### THE TASK
Write out the material below again, unchanged.

### MATERIAL SHOWN
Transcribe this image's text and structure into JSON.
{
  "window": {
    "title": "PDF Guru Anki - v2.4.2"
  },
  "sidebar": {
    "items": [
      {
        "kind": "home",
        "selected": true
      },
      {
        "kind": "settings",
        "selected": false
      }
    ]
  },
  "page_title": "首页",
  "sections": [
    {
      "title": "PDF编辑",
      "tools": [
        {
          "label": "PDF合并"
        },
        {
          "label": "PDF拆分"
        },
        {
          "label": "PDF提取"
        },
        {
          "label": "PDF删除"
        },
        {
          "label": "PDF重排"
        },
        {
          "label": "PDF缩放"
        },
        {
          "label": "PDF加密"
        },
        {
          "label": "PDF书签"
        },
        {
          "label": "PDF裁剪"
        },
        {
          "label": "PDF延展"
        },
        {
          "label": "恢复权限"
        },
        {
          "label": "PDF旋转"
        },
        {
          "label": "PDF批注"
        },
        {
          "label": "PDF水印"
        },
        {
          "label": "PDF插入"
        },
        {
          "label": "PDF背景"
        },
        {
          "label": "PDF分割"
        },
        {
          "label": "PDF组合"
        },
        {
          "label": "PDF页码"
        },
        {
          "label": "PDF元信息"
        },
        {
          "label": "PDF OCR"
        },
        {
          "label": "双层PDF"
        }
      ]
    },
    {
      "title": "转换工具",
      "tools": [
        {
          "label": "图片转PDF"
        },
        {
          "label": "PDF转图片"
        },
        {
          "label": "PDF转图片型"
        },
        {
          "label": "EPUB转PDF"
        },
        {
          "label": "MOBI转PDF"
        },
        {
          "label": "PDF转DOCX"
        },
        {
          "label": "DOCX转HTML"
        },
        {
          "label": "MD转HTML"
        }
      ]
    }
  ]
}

### TASK OUTPUT
Transcribe this image's text and structure into JSON.
{
  "window": {
    "title": "PDF Guru Anki - v2.4.2"
  },
  "sidebar": {
    "items": [
      {
        "kind": "home",
        "selected": true
      },
      {
        "kind": "settings",
        "selected": false
      }
    ]
  },
  "page_title": "首页",
  "sections": [
    {
      "title": "PDF编辑",
      "tools": [
        {
          "label": "PDF合并"
        },
        {
          "label": "PDF拆分"
        },
        {
          "label": "PDF提取"
        },
        {
          "label": "PDF删除"
        },
        {
          "label": "PDF重排"
        },
        {
          "label": "PDF缩放"
        },
        {
          "label": "PDF加密"
        },
        {
          "label": "PDF书签"
        },
        {
          "label": "PDF裁剪"
        },
        {
          "label": "PDF延展"
        },
        {
          "label": "恢复权限"
        },
        {
          "label": "PDF旋转"
        },
        {
          "label": "PDF批注"
        },
        {
          "label": "PDF水印"
        },
        {
          "label": "PDF插入"
        },
        {
          "label": "PDF背景"
        },
        {
          "label": "PDF分割"
        },
        {
          "label": "PDF组合"
        },
        {
          "label": "PDF页码"
        },
        {
          "label": "PDF元信息"
        },
        {
          "label": "PDF OCR"
        },
        {
          "label": "双层PDF"
        }
      ]
    },
    {
      "title": "转换工具",
      "tools": [
        {
          "label": "图片转PDF"
        },
        {
          "label": "PDF转图片"
        },
        {
          "label": "PDF转图片型"
        },
        {
          "label": "EPUB转PDF"
        },
        {
          "label": "MOBI转PDF"
        },
        {
          "label": "PDF转DOCX"
        },
        {
          "label": "DOCX转HTML"
        },
        {
          "label": "MD转HTML"
        }
      ]
    }
  ]
}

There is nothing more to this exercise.